───── Data shown
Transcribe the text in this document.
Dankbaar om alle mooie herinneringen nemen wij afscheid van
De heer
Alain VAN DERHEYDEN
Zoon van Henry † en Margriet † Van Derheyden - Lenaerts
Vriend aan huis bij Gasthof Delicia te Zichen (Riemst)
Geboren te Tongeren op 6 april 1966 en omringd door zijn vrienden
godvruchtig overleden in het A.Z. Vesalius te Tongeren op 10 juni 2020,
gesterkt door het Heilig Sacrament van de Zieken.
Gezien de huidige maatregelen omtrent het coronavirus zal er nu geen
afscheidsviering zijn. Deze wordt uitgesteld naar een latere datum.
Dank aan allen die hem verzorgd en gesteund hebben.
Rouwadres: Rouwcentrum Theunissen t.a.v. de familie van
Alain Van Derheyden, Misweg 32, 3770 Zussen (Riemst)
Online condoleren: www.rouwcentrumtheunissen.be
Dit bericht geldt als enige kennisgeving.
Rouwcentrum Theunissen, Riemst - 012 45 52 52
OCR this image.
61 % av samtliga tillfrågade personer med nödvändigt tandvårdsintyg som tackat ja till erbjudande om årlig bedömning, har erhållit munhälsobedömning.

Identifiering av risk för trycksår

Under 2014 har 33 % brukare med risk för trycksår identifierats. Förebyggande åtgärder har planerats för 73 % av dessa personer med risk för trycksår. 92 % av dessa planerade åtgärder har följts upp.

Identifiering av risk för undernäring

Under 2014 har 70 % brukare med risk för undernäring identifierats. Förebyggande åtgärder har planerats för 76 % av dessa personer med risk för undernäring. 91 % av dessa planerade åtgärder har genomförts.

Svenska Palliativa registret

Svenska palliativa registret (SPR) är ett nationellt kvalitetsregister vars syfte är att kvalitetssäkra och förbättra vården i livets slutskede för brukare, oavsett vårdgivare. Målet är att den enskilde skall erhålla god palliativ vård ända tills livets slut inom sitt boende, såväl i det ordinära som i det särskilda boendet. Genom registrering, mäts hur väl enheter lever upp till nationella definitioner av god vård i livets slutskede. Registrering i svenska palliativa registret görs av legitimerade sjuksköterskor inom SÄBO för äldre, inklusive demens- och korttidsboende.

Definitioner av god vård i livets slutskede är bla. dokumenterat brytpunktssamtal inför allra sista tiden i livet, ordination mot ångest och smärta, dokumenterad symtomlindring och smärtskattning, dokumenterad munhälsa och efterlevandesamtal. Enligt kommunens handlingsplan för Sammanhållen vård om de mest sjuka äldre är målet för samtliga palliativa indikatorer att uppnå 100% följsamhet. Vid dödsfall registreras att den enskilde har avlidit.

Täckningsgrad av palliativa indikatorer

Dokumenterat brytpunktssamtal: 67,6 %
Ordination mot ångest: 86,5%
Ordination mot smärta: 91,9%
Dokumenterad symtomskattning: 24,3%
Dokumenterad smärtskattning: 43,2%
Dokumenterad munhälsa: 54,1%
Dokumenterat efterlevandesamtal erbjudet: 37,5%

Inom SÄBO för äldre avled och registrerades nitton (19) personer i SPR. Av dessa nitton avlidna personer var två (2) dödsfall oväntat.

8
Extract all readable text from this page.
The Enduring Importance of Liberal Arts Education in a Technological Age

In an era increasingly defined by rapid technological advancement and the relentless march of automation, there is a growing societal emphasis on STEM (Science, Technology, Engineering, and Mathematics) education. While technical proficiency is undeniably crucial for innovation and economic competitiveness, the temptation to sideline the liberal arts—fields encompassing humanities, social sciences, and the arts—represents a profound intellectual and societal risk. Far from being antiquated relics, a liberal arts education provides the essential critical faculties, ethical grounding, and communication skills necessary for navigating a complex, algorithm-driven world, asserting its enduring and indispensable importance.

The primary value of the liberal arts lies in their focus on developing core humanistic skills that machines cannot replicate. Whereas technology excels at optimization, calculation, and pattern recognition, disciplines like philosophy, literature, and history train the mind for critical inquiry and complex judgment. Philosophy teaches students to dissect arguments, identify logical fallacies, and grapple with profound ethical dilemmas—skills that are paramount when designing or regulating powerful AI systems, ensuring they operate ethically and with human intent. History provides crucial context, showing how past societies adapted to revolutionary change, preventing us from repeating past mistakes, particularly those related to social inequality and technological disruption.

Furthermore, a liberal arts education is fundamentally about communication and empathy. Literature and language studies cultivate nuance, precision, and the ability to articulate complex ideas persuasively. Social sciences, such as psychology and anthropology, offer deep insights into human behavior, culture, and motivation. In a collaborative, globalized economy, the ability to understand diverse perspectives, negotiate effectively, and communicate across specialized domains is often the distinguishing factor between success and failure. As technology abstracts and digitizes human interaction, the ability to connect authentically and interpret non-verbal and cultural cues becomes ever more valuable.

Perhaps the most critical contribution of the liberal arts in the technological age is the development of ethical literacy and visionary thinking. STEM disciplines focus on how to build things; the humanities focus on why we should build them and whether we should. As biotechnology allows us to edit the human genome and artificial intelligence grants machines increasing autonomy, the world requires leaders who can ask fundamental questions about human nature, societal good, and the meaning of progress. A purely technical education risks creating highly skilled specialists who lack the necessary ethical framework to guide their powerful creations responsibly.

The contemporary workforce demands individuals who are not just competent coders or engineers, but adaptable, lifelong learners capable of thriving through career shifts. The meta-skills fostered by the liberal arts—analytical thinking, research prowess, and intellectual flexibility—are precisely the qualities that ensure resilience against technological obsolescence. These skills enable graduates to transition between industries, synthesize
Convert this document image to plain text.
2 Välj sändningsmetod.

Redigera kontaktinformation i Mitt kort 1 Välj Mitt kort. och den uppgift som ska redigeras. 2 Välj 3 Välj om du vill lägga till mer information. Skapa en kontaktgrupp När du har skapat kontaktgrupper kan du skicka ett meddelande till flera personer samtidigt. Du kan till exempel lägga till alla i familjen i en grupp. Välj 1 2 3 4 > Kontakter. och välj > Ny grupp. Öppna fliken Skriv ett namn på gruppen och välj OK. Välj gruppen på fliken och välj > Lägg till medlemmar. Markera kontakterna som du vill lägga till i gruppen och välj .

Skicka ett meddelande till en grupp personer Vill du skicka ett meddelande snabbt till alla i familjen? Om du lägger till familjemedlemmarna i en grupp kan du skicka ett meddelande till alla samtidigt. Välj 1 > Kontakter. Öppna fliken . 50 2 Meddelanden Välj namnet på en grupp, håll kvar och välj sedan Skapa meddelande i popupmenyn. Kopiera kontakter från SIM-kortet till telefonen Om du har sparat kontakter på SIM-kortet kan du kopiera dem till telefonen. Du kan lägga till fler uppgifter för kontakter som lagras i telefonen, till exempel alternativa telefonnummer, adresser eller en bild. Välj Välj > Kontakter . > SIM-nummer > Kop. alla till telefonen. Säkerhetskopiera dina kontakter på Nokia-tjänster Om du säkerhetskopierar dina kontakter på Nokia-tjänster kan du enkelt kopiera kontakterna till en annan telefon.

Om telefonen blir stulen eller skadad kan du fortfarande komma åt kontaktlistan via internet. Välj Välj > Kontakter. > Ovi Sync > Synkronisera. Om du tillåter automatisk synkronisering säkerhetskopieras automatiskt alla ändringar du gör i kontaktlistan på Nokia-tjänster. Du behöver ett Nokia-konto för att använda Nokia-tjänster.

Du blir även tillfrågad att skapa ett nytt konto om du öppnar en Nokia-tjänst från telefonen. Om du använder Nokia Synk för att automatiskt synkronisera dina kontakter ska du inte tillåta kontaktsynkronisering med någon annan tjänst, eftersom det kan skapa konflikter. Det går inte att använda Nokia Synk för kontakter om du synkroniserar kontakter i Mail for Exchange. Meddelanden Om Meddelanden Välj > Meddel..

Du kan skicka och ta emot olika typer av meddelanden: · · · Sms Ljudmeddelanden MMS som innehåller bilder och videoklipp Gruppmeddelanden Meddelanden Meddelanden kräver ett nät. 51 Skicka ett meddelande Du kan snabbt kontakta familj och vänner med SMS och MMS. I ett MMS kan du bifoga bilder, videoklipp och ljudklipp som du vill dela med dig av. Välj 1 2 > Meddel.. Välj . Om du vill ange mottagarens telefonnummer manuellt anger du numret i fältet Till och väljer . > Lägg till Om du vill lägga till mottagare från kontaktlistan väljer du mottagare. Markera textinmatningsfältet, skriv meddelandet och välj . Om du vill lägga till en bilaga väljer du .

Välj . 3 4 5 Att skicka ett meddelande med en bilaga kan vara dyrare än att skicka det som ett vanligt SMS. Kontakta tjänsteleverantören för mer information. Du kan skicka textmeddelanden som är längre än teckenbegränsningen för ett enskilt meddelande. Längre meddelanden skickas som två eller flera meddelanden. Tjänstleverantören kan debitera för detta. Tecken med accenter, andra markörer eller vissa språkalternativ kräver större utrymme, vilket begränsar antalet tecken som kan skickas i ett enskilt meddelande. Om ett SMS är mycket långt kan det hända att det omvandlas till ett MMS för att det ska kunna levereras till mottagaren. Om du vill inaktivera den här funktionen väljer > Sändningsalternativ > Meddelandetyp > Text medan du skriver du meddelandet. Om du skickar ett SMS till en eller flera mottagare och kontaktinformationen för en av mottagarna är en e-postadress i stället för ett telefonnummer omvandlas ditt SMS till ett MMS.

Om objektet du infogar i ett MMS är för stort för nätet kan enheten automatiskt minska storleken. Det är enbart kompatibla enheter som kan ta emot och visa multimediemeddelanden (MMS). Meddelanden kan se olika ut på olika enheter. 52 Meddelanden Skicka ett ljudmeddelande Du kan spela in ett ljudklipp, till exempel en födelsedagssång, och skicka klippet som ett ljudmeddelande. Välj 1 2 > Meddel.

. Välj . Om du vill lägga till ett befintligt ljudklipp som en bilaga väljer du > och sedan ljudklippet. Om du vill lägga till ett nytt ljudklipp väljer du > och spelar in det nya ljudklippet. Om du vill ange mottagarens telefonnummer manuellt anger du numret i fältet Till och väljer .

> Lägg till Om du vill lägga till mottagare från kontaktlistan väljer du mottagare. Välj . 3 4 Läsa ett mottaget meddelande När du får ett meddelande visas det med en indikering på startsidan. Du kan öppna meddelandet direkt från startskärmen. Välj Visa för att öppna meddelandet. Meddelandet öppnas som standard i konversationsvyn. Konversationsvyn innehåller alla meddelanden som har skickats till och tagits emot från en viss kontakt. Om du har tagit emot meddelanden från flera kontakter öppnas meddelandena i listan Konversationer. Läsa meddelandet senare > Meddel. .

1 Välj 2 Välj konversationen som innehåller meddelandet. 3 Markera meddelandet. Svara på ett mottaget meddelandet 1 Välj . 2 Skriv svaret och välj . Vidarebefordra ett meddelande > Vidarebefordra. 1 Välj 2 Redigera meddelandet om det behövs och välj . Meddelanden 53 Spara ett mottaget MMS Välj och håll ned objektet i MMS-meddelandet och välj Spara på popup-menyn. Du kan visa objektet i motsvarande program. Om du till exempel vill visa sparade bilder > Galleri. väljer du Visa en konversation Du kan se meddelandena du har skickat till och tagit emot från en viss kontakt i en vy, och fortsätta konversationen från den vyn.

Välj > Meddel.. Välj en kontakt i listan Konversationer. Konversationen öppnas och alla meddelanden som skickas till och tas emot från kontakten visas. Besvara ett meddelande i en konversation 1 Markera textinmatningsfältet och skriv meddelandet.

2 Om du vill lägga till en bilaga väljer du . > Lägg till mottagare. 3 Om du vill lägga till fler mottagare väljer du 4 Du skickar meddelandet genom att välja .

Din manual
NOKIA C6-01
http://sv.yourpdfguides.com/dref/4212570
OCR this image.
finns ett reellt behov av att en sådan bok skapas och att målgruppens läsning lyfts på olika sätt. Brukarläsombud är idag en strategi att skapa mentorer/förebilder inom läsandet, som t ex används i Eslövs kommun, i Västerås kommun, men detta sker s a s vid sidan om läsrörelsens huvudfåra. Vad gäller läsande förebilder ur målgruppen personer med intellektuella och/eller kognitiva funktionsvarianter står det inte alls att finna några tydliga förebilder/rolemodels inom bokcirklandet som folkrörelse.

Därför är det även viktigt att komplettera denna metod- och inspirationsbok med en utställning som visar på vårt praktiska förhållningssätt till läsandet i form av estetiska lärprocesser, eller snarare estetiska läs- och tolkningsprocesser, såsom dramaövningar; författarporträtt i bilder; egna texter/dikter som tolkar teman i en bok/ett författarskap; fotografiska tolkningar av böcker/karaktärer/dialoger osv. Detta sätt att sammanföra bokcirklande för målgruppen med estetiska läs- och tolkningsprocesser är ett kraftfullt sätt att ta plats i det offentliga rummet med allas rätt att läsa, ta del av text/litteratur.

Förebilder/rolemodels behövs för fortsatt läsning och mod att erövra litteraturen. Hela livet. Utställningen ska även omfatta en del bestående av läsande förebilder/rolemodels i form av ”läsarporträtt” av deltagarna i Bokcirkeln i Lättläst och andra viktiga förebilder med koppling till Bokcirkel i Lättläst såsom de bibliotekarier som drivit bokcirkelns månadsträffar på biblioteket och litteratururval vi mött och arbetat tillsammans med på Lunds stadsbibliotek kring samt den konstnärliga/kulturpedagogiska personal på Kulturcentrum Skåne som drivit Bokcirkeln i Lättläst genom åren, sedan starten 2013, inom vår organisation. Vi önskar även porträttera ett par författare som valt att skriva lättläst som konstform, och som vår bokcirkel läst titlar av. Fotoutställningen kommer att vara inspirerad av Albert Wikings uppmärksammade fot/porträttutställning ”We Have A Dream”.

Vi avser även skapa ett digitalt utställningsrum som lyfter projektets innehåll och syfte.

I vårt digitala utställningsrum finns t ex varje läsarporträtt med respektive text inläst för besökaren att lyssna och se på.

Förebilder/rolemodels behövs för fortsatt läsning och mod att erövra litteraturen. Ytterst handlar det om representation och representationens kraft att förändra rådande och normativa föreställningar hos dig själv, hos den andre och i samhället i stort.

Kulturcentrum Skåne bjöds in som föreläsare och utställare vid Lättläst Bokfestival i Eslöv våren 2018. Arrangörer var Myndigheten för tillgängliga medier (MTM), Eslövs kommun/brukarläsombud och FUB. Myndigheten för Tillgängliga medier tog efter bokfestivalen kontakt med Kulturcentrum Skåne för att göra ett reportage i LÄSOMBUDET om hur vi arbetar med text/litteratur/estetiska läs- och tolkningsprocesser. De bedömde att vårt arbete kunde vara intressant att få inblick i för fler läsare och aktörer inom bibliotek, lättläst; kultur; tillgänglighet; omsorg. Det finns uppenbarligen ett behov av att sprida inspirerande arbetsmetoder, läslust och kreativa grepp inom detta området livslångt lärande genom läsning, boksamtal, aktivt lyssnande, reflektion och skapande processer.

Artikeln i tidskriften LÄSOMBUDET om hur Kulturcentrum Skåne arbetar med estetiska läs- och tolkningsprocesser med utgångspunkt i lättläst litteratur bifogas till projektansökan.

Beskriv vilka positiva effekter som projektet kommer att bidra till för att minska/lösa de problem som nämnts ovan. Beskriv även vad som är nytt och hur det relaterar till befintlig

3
──────────
### Activity
Reply with one number, the count of lines in the data that contain "planerats".

### Solution
2